▶ [Given records]
◇ ◇ ◇ ◇ ◇ ◇ ◇

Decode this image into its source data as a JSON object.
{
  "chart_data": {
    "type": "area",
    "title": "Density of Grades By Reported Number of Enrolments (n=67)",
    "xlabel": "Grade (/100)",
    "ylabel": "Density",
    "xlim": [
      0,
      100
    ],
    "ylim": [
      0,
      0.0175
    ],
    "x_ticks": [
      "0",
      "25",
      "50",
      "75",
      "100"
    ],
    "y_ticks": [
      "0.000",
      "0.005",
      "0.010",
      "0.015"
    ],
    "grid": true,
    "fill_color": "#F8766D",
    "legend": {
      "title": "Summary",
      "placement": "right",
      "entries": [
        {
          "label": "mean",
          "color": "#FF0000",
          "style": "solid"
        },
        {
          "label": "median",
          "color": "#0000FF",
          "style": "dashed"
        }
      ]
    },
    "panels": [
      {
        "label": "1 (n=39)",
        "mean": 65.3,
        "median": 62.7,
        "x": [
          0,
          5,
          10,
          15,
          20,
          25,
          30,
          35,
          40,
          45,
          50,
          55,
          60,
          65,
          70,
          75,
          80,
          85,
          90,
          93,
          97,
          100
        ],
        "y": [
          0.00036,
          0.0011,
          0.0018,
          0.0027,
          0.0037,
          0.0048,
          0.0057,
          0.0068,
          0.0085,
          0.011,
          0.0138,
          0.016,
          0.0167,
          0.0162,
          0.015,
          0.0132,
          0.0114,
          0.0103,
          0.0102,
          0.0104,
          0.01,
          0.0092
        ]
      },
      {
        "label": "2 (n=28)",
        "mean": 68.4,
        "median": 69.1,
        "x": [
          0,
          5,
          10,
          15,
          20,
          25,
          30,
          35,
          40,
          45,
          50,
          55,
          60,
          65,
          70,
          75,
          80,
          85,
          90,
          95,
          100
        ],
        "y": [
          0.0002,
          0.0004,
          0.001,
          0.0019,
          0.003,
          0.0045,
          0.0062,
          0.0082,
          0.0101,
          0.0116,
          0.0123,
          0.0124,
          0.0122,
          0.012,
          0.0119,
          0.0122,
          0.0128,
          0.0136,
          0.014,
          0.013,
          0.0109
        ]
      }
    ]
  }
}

◇ ◇ ◇ ◇ ◇ ◇ ◇

▶ [Work to be completed] Give the data again, exactly as it stands.

▶ [In response]
Decode this image into its source data as a JSON object.
{
  "chart_data": {
    "type": "area",
    "title": "Density of Grades By Reported Number of Enrolments (n=67)",
    "xlabel": "Grade (/100)",
    "ylabel": "Density",
    "xlim": [
      0,
      100
    ],
    "ylim": [
      0,
      0.0175
    ],
    "x_ticks": [
      "0",
      "25",
      "50",
      "75",
      "100"
    ],
    "y_ticks": [
      "0.000",
      "0.005",
      "0.010",
      "0.015"
    ],
    "grid": true,
    "fill_color": "#F8766D",
    "legend": {
      "title": "Summary",
      "placement": "right",
      "entries": [
        {
          "label": "mean",
          "color": "#FF0000",
          "style": "solid"
        },
        {
          "label": "median",
          "color": "#0000FF",
          "style": "dashed"
        }
      ]
    },
    "panels": [
      {
        "label": "1 (n=39)",
        "mean": 65.3,
        "median": 62.7,
        "x": [
          0,
          5,
          10,
          15,
          20,
          25,
          30,
          35,
          40,
          45,
          50,
          55,
          60,
          65,
          70,
          75,
          80,
          85,
          90,
          93,
          97,
          100
        ],
        "y": [
          0.00036,
          0.0011,
          0.0018,
          0.0027,
          0.0037,
          0.0048,
          0.0057,
          0.0068,
          0.0085,
          0.011,
          0.0138,
          0.016,
          0.0167,
          0.0162,
          0.015,
          0.0132,
          0.0114,
          0.0103,
          0.0102,
          0.0104,
          0.01,
          0.0092
        ]
      },
      {
        "label": "2 (n=28)",
        "mean": 68.4,
        "median": 69.1,
        "x": [
          0,
          5,
          10,
          15,
          20,
          25,
          30,
          35,
          40,
          45,
          50,
          55,
          60,
          65,
          70,
          75,
          80,
          85,
          90,
          95,
          100
        ],
        "y": [
          0.0002,
          0.0004,
          0.001,
          0.0019,
          0.003,
          0.0045,
          0.0062,
          0.0082,
          0.0101,
          0.0116,
          0.0123,
          0.0124,
          0.0122,
          0.012,
          0.0119,
          0.0122,
          0.0128,
          0.0136,
          0.014,
          0.013,
          0.0109
        ]
      }
    ]
  }
}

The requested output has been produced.